Pendidikan
Bagikan berita :
Minggu, 04 Desember 2016 - 11:16:46 | -bambang-wahyu / Sorot Gunungkidul

Ujian Sekolah Diubah Esai, Para Guru Ditumpuki Pekerjaan Berat

Ujian Sekolah Diubah Esai, Para Guru Ditumpuki Pekerjaan Berat
Space Iklan
Ilustrasi kegiatan belajar mengajar (Foto by net)

Wonosari, (sorotgunungkidul.com)--Soal ujian dalam bentuk pilihan ganda yang selama ini diberlakukan untuk mengukur kamampuan anak dalam berfikir kritis, menurut pemerintah, dalam hal ini Kemendikbud dianggap tidak tepat. Menurut rencana, tahun 2017 UN akan dihapus dan diganti dengan sistem Ujian Sekolah Berstandar Nasional (USBN). Bentuk soal ujian pun rencananya digeser dari multiple choice  (pilihan ganda) ke uraian / esay. Rencana ini nantinya akan menambah beban pekerjaan bagi guru.

◆ **Data**:
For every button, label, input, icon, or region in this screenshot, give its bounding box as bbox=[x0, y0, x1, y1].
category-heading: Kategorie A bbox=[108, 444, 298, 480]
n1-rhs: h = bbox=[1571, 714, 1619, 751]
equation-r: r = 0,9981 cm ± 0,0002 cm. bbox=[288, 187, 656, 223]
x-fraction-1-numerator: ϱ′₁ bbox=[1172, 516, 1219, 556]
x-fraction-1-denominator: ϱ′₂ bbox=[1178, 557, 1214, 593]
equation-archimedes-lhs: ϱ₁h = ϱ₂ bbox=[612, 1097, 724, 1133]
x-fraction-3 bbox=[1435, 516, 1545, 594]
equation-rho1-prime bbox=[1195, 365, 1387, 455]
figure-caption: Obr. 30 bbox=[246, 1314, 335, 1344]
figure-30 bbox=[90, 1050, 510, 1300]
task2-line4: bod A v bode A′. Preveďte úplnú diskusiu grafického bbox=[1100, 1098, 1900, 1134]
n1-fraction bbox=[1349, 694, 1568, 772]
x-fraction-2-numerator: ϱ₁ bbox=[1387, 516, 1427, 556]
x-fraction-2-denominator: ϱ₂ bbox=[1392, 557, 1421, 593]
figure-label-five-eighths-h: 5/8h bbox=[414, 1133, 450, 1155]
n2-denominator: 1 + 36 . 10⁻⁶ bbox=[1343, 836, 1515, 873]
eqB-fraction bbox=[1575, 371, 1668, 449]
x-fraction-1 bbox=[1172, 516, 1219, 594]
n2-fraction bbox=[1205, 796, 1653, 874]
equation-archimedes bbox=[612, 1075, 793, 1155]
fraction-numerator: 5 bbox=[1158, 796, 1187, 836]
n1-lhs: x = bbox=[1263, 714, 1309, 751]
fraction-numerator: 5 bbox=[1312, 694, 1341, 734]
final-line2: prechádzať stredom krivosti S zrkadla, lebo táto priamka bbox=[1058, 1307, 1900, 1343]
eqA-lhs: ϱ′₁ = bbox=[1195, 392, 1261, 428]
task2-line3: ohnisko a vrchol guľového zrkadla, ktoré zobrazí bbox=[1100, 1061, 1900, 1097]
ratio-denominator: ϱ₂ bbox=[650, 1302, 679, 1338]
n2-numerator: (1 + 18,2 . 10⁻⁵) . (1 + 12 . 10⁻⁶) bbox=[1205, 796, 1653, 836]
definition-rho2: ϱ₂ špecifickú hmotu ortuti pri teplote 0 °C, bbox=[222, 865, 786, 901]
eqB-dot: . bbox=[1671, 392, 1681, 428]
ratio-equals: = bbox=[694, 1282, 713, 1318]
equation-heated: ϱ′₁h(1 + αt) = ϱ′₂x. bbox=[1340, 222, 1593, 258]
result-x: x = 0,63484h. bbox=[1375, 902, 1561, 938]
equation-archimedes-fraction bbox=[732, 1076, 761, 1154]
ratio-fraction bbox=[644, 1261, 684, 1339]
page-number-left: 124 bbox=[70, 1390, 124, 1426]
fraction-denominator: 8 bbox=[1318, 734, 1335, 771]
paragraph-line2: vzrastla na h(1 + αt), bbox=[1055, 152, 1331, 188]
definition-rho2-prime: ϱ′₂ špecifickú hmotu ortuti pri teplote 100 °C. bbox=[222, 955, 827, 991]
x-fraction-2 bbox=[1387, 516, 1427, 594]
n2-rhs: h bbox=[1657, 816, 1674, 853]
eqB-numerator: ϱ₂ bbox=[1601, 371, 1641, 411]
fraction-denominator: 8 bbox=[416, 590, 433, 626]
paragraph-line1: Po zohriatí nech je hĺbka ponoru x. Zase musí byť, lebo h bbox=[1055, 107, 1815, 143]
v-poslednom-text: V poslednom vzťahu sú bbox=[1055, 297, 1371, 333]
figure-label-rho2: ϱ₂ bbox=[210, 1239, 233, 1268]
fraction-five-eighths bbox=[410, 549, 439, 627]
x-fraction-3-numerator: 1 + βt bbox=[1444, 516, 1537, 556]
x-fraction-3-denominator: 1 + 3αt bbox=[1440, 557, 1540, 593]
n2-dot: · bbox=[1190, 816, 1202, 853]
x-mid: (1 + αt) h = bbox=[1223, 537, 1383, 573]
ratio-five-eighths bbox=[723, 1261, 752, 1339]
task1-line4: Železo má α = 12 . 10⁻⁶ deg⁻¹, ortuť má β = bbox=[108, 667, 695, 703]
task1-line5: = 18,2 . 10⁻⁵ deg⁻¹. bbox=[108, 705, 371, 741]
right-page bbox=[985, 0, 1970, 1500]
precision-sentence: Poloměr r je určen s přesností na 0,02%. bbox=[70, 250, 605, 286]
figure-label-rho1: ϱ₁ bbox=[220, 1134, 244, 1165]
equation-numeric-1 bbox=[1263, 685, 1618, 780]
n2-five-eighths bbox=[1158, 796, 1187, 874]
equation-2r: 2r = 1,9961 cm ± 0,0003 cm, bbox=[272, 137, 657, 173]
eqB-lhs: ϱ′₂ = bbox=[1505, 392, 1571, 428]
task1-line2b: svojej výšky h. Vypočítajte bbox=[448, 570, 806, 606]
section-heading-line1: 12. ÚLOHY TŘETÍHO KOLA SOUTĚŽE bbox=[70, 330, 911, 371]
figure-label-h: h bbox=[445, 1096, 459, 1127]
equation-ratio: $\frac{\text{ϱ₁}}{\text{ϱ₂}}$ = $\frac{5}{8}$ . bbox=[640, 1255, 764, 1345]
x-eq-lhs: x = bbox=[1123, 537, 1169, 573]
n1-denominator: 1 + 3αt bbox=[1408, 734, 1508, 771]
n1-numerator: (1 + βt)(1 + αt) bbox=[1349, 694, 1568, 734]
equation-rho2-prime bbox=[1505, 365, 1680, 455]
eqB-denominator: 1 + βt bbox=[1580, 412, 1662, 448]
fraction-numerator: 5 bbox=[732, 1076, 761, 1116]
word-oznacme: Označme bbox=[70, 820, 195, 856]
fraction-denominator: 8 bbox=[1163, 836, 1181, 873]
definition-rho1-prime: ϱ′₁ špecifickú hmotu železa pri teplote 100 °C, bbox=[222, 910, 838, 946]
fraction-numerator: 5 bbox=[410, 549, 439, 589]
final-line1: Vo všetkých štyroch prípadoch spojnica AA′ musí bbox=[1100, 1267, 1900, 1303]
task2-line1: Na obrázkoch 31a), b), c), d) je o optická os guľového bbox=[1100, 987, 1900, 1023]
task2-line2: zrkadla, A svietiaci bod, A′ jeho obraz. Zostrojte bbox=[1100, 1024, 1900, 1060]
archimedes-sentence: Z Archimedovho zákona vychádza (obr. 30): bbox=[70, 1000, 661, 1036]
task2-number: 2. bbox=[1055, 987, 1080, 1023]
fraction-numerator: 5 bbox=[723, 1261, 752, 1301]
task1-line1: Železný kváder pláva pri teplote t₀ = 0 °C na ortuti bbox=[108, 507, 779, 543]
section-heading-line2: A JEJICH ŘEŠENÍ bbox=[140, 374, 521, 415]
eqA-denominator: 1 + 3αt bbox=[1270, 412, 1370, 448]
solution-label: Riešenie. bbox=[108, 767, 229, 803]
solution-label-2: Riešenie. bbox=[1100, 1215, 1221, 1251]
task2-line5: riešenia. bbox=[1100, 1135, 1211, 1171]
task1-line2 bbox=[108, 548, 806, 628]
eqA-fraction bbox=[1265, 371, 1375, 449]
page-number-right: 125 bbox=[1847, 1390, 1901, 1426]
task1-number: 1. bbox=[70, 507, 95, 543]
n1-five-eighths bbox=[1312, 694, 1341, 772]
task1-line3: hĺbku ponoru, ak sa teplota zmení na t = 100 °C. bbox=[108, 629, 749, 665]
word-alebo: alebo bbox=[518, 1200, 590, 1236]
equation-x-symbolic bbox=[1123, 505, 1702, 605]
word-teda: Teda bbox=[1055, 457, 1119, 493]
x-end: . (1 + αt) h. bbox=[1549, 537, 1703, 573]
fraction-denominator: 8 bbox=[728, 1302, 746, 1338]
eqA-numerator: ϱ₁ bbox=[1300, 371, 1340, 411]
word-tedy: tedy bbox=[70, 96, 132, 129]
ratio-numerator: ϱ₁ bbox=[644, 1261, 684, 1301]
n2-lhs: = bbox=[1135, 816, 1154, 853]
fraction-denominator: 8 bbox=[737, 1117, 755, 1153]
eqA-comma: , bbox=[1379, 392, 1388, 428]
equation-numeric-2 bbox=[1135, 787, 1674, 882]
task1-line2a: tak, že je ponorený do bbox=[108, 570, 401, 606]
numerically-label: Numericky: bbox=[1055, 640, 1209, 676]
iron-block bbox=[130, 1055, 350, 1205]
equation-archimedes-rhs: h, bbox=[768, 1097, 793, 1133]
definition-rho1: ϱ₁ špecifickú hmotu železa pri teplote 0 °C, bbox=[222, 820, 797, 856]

◆ **Tugas**: Menurut teks bacaan, sistem apa yang direncanakan menggantikan UN pada tahun 2017? Baris-baris data ini diambil dari sumber lain.

◆ **Kolom Jawaban**: Ujian Sekolah Berstandar Nasional (USBN).